------ SUPPLIED MATERIAL ------

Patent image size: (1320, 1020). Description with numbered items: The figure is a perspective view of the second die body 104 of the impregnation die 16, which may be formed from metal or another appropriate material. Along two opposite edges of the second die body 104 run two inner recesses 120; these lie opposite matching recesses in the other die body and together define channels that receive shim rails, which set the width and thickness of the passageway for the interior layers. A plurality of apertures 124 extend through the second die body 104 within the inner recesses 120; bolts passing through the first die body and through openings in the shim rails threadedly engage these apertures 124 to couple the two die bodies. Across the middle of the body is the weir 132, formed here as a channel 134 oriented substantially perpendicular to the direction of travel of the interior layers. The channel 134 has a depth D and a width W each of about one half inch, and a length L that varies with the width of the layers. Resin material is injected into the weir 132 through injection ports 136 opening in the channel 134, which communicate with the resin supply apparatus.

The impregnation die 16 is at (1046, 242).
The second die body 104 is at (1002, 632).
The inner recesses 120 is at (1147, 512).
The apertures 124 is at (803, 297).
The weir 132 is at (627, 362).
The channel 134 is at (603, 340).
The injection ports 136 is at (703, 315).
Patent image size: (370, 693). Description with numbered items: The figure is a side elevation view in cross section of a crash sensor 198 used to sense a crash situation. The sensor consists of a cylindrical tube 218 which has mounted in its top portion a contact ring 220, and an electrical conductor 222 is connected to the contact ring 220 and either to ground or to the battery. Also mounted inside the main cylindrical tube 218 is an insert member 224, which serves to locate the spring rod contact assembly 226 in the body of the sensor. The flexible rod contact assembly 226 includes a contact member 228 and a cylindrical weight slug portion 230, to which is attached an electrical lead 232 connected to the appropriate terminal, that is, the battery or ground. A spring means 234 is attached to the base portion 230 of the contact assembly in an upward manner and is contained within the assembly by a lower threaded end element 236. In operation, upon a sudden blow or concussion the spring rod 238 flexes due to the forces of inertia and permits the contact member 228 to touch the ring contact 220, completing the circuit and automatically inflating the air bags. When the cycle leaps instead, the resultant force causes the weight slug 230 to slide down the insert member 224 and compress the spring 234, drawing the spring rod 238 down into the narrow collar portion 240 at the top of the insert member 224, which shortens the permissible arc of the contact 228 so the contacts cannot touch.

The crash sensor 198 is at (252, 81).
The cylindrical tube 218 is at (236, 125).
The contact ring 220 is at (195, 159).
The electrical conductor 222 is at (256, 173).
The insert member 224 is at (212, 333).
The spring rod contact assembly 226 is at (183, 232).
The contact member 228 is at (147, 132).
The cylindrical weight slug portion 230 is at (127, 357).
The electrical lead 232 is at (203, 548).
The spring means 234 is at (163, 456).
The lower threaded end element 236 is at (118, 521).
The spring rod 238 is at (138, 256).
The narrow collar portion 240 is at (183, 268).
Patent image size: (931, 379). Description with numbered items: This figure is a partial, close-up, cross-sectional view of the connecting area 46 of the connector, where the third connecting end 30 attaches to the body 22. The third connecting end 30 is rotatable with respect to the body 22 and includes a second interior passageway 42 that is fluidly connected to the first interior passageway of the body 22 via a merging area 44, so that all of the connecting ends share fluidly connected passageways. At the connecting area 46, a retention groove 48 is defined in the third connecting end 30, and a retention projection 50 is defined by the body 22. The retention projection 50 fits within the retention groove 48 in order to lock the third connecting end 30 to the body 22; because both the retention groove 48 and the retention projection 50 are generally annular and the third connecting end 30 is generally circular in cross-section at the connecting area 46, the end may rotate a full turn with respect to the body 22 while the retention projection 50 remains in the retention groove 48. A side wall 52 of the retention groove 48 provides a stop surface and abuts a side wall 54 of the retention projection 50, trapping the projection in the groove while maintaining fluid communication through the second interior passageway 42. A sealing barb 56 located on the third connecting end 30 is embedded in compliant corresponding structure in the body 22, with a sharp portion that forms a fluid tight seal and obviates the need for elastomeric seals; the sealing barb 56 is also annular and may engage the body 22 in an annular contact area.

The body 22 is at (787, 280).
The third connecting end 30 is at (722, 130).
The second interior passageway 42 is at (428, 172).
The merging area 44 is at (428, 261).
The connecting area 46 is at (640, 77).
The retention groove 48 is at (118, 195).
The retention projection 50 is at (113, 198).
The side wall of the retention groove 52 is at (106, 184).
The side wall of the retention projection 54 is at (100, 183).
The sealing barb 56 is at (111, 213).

------

* **TASK TO COMPLETE**
Rewrite the listing as a numbered list, omitting blank lines. Begin at its first line and stop after the line that contains "The apertures 124 is at (803, 297).".

* **SOLUTION TO THE PROBLEM**
1. Patent image size: (1320, 1020). Description with numbered items: The figure is a perspective view of the second die body 104 of the impregnation die 16, which may be formed from metal or another appropriate material. Along two opposite edges of the second die body 104 run two inner recesses 120; these lie opposite matching recesses in the other die body and together define channels that receive shim rails, which set the width and thickness of the passageway for the interior layers. A plurality of apertures 124 extend through the second die body 104 within the inner recesses 120; bolts passing through the first die body and through openings in the shim rails threadedly engage these apertures 124 to couple the two die bodies. Across the middle of the body is the weir 132, formed here as a channel 134 oriented substantially perpendicular to the direction of travel of the interior layers. The channel 134 has a depth D and a width W each of about one half inch, and a length L that varies with the width of the layers. Resin material is injected into the weir 132 through injection ports 136 opening in the channel 134, which communicate with the resin supply apparatus.
2. The impregnation die 16 is at (1046, 242).
3. The second die body 104 is at (1002, 632).
4. The inner recesses 120 is at (1147, 512).
5. The apertures 124 is at (803, 297).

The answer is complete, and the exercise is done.